### Description of the task
Repeat the listing word for word. No pictures belong in the copy.

### Records supplied

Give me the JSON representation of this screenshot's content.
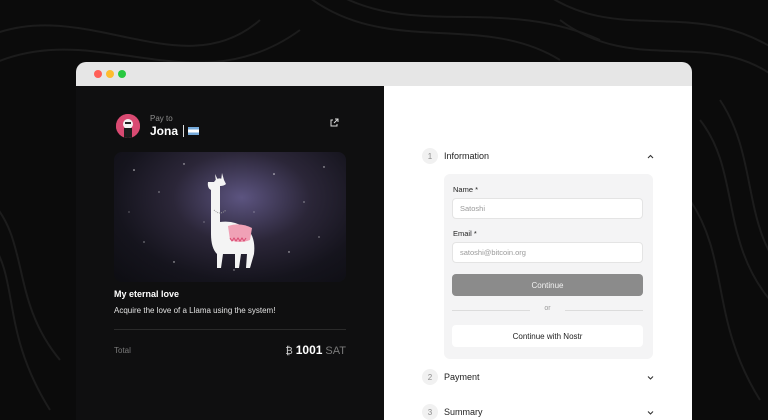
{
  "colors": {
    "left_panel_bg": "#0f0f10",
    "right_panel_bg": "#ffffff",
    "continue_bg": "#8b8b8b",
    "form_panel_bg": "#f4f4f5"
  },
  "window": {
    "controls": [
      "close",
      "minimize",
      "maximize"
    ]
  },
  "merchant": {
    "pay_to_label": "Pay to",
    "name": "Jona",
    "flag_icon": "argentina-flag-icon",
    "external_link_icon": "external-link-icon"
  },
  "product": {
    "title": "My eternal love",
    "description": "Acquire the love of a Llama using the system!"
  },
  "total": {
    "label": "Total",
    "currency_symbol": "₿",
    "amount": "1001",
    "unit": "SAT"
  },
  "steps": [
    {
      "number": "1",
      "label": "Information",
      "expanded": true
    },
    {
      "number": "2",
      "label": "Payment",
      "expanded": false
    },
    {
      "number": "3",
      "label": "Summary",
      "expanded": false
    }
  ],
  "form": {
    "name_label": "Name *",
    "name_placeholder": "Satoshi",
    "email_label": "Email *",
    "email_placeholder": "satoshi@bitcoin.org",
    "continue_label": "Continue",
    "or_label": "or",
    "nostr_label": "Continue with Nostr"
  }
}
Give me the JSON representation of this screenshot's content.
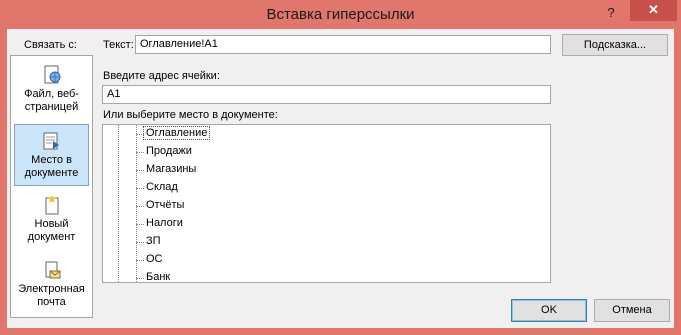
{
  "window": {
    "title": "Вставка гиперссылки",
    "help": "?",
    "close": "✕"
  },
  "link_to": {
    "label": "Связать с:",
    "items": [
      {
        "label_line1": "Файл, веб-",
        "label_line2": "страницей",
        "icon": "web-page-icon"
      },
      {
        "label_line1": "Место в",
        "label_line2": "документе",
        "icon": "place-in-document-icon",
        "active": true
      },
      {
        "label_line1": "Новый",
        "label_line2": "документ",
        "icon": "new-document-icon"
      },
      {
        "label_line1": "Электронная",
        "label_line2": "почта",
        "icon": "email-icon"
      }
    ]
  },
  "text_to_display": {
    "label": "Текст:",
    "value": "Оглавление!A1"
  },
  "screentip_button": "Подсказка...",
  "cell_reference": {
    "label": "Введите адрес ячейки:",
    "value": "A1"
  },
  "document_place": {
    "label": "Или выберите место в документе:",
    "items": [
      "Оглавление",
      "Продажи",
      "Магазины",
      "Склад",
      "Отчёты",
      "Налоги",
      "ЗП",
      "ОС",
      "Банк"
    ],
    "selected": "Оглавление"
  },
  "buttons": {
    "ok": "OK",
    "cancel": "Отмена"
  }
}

### Full response
Give me the JSON representation of this screenshot's content.
{
  "colors": {
    "left_panel_bg": "#0f0f10",
    "right_panel_bg": "#ffffff",
    "continue_bg": "#8b8b8b",
    "form_panel_bg": "#f4f4f5"
  },
  "window": {
    "controls": [
      "close",
      "minimize",
      "maximize"
    ]
  },
  "merchant": {
    "pay_to_label": "Pay to",
    "name": "Jona",
    "flag_icon": "argentina-flag-icon",
    "external_link_icon": "external-link-icon"
  },
  "product": {
    "title": "My eternal love",
    "description": "Acquire the love of a Llama using the system!"
  },
  "total": {
    "label": "Total",
    "currency_symbol": "₿",
    "amount": "1001",
    "unit": "SAT"
  },
  "steps": [
    {
      "number": "1",
      "label": "Information",
      "expanded": true
    },
    {
      "number": "2",
      "label": "Payment",
      "expanded": false
    },
    {
      "number": "3",
      "label": "Summary",
      "expanded": false
    }
  ],
  "form": {
    "name_label": "Name *",
    "name_placeholder": "Satoshi",
    "email_label": "Email *",
    "email_placeholder": "satoshi@bitcoin.org",
    "continue_label": "Continue",
    "or_label": "or",
    "nostr_label": "Continue with Nostr"
  }
}
Give me the JSON representation of this screenshot's content.
{
  "window": {
    "title": "Вставка гиперссылки",
    "help": "?",
    "close": "✕"
  },
  "link_to": {
    "label": "Связать с:",
    "items": [
      {
        "label_line1": "Файл, веб-",
        "label_line2": "страницей",
        "icon": "web-page-icon"
      },
      {
        "label_line1": "Место в",
        "label_line2": "документе",
        "icon": "place-in-document-icon",
        "active": true
      },
      {
        "label_line1": "Новый",
        "label_line2": "документ",
        "icon": "new-document-icon"
      },
      {
        "label_line1": "Электронная",
        "label_line2": "почта",
        "icon": "email-icon"
      }
    ]
  },
  "text_to_display": {
    "label": "Текст:",
    "value": "Оглавление!A1"
  },
  "screentip_button": "Подсказка...",
  "cell_reference": {
    "label": "Введите адрес ячейки:",
    "value": "A1"
  },
  "document_place": {
    "label": "Или выберите место в документе:",
    "items": [
      "Оглавление",
      "Продажи",
      "Магазины",
      "Склад",
      "Отчёты",
      "Налоги",
      "ЗП",
      "ОС",
      "Банк"
    ],
    "selected": "Оглавление"
  },
  "buttons": {
    "ok": "OK",
    "cancel": "Отмена"
  }
}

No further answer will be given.